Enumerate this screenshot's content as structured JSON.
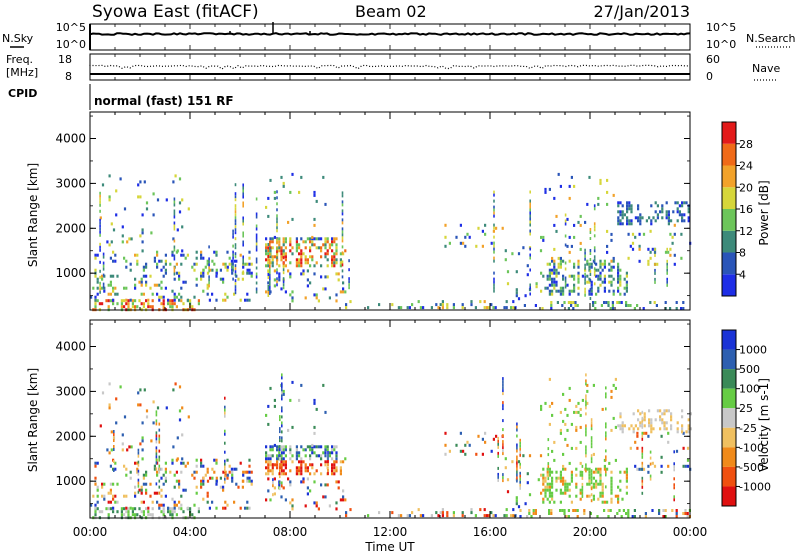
{
  "header": {
    "station": "Syowa East (fitACF)",
    "beam": "Beam 02",
    "date": "27/Jan/2013"
  },
  "nsky_panel": {
    "left_label": "N.Sky",
    "right_label": "N.Search",
    "left_top": "10^5",
    "left_bottom": "10^0",
    "right_top": "10^5",
    "right_bottom": "10^0"
  },
  "freq_panel": {
    "left_label_1": "Freq.",
    "left_label_2": "[MHz]",
    "left_top": "18",
    "left_bottom": "8",
    "right_label": "Nave",
    "right_top": "60",
    "right_bottom": "0"
  },
  "cpid": {
    "label": "CPID",
    "text": "normal (fast) 151 RF"
  },
  "chart_data": [
    {
      "type": "heatmap",
      "title": "",
      "quantity": "Power",
      "ylabel": "Slant Range [km]",
      "xlabel": "",
      "ylim": [
        180,
        4590
      ],
      "xlim_hours": [
        0,
        24
      ],
      "y_ticks": [
        "1000",
        "2000",
        "3000",
        "4000"
      ],
      "colorbar_label": "Power [dB]",
      "colorbar_ticks": [
        "4",
        "8",
        "12",
        "16",
        "20",
        "24",
        "28"
      ],
      "colorbar_colors": [
        "#1e2ee6",
        "#2a55b8",
        "#3d8a7a",
        "#6cc55a",
        "#d6d63a",
        "#f2a22a",
        "#f06a18",
        "#e31a1a"
      ]
    },
    {
      "type": "heatmap",
      "title": "",
      "quantity": "Velocity",
      "ylabel": "Slant Range [km]",
      "xlabel": "Time UT",
      "ylim": [
        180,
        4590
      ],
      "xlim_hours": [
        0,
        24
      ],
      "y_ticks": [
        "1000",
        "2000",
        "3000",
        "4000"
      ],
      "x_ticks": [
        "00:00",
        "04:00",
        "08:00",
        "12:00",
        "16:00",
        "20:00",
        "00:00"
      ],
      "colorbar_label": "Velocity [m s-1]",
      "colorbar_ticks": [
        "1000",
        "500",
        "100",
        "25",
        "-25",
        "-100",
        "-500",
        "-1000"
      ],
      "colorbar_colors": [
        "#1a33d6",
        "#2d5fb0",
        "#3a8a58",
        "#66cc44",
        "#c8c8c8",
        "#f0c060",
        "#f08a1a",
        "#f05010",
        "#e01010"
      ]
    }
  ],
  "scatter_regions": [
    {
      "t0": 0.0,
      "t1": 4.5,
      "r0": 200,
      "r1": 420,
      "density": 0.55
    },
    {
      "t0": 0.0,
      "t1": 6.5,
      "r0": 420,
      "r1": 1500,
      "density": 0.22
    },
    {
      "t0": 0.3,
      "t1": 4.0,
      "r0": 1500,
      "r1": 3200,
      "density": 0.07
    },
    {
      "t0": 4.5,
      "t1": 6.5,
      "r0": 1000,
      "r1": 1300,
      "density": 0.3
    },
    {
      "t0": 7.0,
      "t1": 10.2,
      "r0": 1150,
      "r1": 1800,
      "density": 0.55
    },
    {
      "t0": 7.0,
      "t1": 10.2,
      "r0": 400,
      "r1": 1150,
      "density": 0.12
    },
    {
      "t0": 7.0,
      "t1": 9.5,
      "r0": 1800,
      "r1": 3300,
      "density": 0.06
    },
    {
      "t0": 10.2,
      "t1": 17.0,
      "r0": 200,
      "r1": 400,
      "density": 0.35
    },
    {
      "t0": 14.0,
      "t1": 16.5,
      "r0": 1600,
      "r1": 2100,
      "density": 0.15
    },
    {
      "t0": 16.5,
      "t1": 18.0,
      "r0": 400,
      "r1": 1600,
      "density": 0.12
    },
    {
      "t0": 18.0,
      "t1": 21.5,
      "r0": 550,
      "r1": 1300,
      "density": 0.5
    },
    {
      "t0": 18.0,
      "t1": 21.0,
      "r0": 1300,
      "r1": 3300,
      "density": 0.08
    },
    {
      "t0": 21.5,
      "t1": 24.0,
      "r0": 1200,
      "r1": 2100,
      "density": 0.12
    },
    {
      "t0": 21.0,
      "t1": 24.0,
      "r0": 2100,
      "r1": 2600,
      "density": 0.45
    },
    {
      "t0": 17.0,
      "t1": 24.0,
      "r0": 200,
      "r1": 380,
      "density": 0.3
    }
  ]
}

-------------------------

PROMPT: Copy every record character for character. Skip the pictures.

SOLUTION TO THIS PROBLEM:
Enumerate this screenshot's content as structured JSON.
{
  "header": {
    "station": "Syowa East (fitACF)",
    "beam": "Beam 02",
    "date": "27/Jan/2013"
  },
  "nsky_panel": {
    "left_label": "N.Sky",
    "right_label": "N.Search",
    "left_top": "10^5",
    "left_bottom": "10^0",
    "right_top": "10^5",
    "right_bottom": "10^0"
  },
  "freq_panel": {
    "left_label_1": "Freq.",
    "left_label_2": "[MHz]",
    "left_top": "18",
    "left_bottom": "8",
    "right_label": "Nave",
    "right_top": "60",
    "right_bottom": "0"
  },
  "cpid": {
    "label": "CPID",
    "text": "normal (fast) 151 RF"
  },
  "chart_data": [
    {
      "type": "heatmap",
      "title": "",
      "quantity": "Power",
      "ylabel": "Slant Range [km]",
      "xlabel": "",
      "ylim": [
        180,
        4590
      ],
      "xlim_hours": [
        0,
        24
      ],
      "y_ticks": [
        "1000",
        "2000",
        "3000",
        "4000"
      ],
      "colorbar_label": "Power [dB]",
      "colorbar_ticks": [
        "4",
        "8",
        "12",
        "16",
        "20",
        "24",
        "28"
      ],
      "colorbar_colors": [
        "#1e2ee6",
        "#2a55b8",
        "#3d8a7a",
        "#6cc55a",
        "#d6d63a",
        "#f2a22a",
        "#f06a18",
        "#e31a1a"
      ]
    },
    {
      "type": "heatmap",
      "title": "",
      "quantity": "Velocity",
      "ylabel": "Slant Range [km]",
      "xlabel": "Time UT",
      "ylim": [
        180,
        4590
      ],
      "xlim_hours": [
        0,
        24
      ],
      "y_ticks": [
        "1000",
        "2000",
        "3000",
        "4000"
      ],
      "x_ticks": [
        "00:00",
        "04:00",
        "08:00",
        "12:00",
        "16:00",
        "20:00",
        "00:00"
      ],
      "colorbar_label": "Velocity [m s-1]",
      "colorbar_ticks": [
        "1000",
        "500",
        "100",
        "25",
        "-25",
        "-100",
        "-500",
        "-1000"
      ],
      "colorbar_colors": [
        "#1a33d6",
        "#2d5fb0",
        "#3a8a58",
        "#66cc44",
        "#c8c8c8",
        "#f0c060",
        "#f08a1a",
        "#f05010",
        "#e01010"
      ]
    }
  ],
  "scatter_regions": [
    {
      "t0": 0.0,
      "t1": 4.5,
      "r0": 200,
      "r1": 420,
      "density": 0.55
    },
    {
      "t0": 0.0,
      "t1": 6.5,
      "r0": 420,
      "r1": 1500,
      "density": 0.22
    },
    {
      "t0": 0.3,
      "t1": 4.0,
      "r0": 1500,
      "r1": 3200,
      "density": 0.07
    },
    {
      "t0": 4.5,
      "t1": 6.5,
      "r0": 1000,
      "r1": 1300,
      "density": 0.3
    },
    {
      "t0": 7.0,
      "t1": 10.2,
      "r0": 1150,
      "r1": 1800,
      "density": 0.55
    },
    {
      "t0": 7.0,
      "t1": 10.2,
      "r0": 400,
      "r1": 1150,
      "density": 0.12
    },
    {
      "t0": 7.0,
      "t1": 9.5,
      "r0": 1800,
      "r1": 3300,
      "density": 0.06
    },
    {
      "t0": 10.2,
      "t1": 17.0,
      "r0": 200,
      "r1": 400,
      "density": 0.35
    },
    {
      "t0": 14.0,
      "t1": 16.5,
      "r0": 1600,
      "r1": 2100,
      "density": 0.15
    },
    {
      "t0": 16.5,
      "t1": 18.0,
      "r0": 400,
      "r1": 1600,
      "density": 0.12
    },
    {
      "t0": 18.0,
      "t1": 21.5,
      "r0": 550,
      "r1": 1300,
      "density": 0.5
    },
    {
      "t0": 18.0,
      "t1": 21.0,
      "r0": 1300,
      "r1": 3300,
      "density": 0.08
    },
    {
      "t0": 21.5,
      "t1": 24.0,
      "r0": 1200,
      "r1": 2100,
      "density": 0.12
    },
    {
      "t0": 21.0,
      "t1": 24.0,
      "r0": 2100,
      "r1": 2600,
      "density": 0.45
    },
    {
      "t0": 17.0,
      "t1": 24.0,
      "r0": 200,
      "r1": 380,
      "density": 0.3
    }
  ]
}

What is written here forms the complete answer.